[Extracted records]
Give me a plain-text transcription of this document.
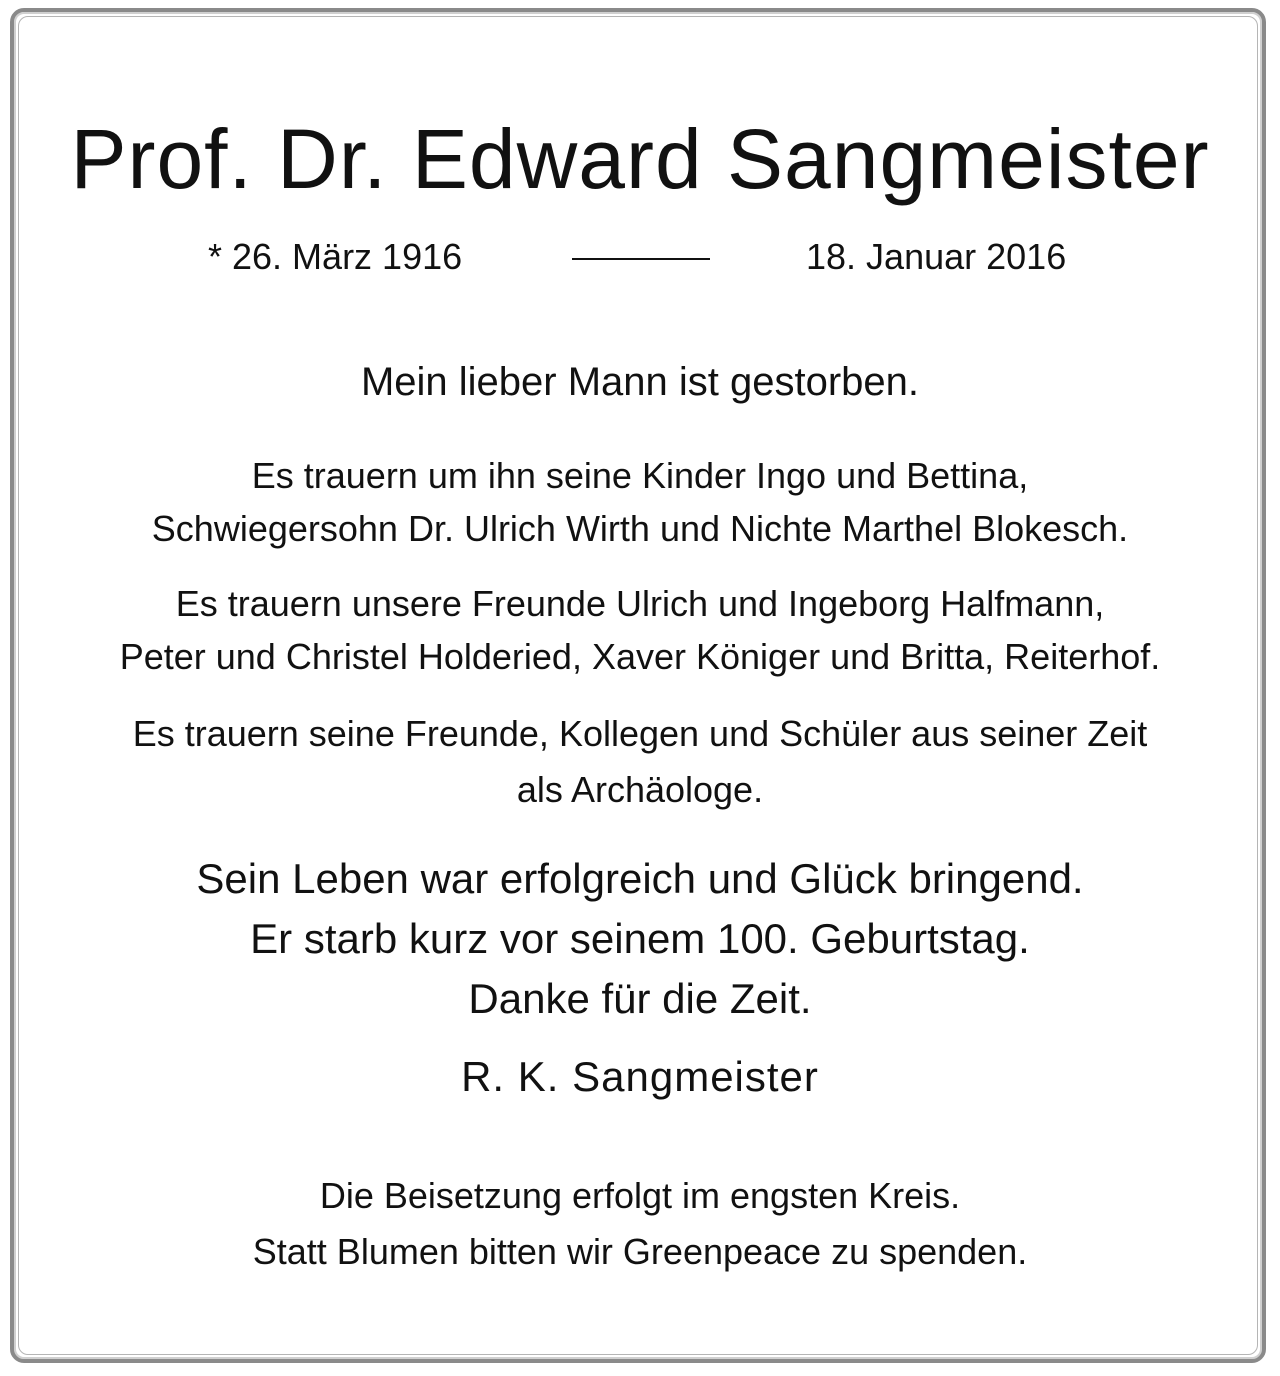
Prof. Dr. Edward Sangmeister
* 26. März 1916	18. Januar 2016
Mein lieber Mann ist gestorben.
Es trauern um ihn seine Kinder Ingo und Bettina,
Schwiegersohn Dr. Ulrich Wirth und Nichte Marthel Blokesch.
Es trauern unsere Freunde Ulrich und Ingeborg Halfmann,
Peter und Christel Holderied, Xaver Königer und Britta, Reiterhof.
Es trauern seine Freunde, Kollegen und Schüler aus seiner Zeit
als Archäologe.
Sein Leben war erfolgreich und Glück bringend.
Er starb kurz vor seinem 100. Geburtstag.
Danke für die Zeit.
R. K. Sangmeister
Die Beisetzung erfolgt im engsten Kreis.
Statt Blumen bitten wir Greenpeace zu spenden.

▶ **Stated exercise**
Determine the count of lines in the data above with the string "trauern" in them, and give that count alone.

▶ **Expected answer**
3